[Data extracted from a collection]
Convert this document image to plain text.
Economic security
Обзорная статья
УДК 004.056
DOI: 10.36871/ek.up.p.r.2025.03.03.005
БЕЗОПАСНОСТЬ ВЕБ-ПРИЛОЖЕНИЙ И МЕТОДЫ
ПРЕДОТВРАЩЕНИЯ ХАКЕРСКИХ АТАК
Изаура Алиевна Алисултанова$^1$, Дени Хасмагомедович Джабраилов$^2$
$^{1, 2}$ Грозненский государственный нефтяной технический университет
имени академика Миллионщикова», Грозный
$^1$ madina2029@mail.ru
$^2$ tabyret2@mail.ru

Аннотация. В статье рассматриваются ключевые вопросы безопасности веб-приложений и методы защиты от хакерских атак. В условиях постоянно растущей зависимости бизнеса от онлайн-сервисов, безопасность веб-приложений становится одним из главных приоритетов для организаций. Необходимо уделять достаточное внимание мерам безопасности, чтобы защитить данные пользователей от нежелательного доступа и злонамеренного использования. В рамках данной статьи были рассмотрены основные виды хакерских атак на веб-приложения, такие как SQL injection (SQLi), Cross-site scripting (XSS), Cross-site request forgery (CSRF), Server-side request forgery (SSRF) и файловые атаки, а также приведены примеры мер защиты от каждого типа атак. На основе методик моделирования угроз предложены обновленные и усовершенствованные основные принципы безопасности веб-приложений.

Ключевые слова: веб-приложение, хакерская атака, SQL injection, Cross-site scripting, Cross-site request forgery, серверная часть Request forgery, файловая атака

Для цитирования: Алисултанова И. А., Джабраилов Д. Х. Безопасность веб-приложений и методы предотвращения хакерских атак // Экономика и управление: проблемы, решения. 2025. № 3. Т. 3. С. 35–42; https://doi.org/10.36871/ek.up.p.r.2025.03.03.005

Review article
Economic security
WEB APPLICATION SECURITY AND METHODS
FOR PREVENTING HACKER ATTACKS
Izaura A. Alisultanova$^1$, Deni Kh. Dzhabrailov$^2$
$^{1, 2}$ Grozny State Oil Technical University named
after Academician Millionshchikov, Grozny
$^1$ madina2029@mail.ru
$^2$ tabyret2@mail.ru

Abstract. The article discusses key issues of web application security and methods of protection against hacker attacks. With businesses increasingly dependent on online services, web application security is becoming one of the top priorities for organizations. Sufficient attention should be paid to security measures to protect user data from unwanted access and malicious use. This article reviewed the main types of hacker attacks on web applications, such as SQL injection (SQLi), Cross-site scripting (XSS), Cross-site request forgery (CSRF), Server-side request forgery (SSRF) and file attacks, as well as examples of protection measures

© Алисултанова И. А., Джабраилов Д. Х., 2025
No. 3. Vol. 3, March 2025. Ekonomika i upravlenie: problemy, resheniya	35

SET TASK:
Report the number of lines of the listing above that hold the string "SSRF", with no other text.

SOLUTION TO THIS TASK:
2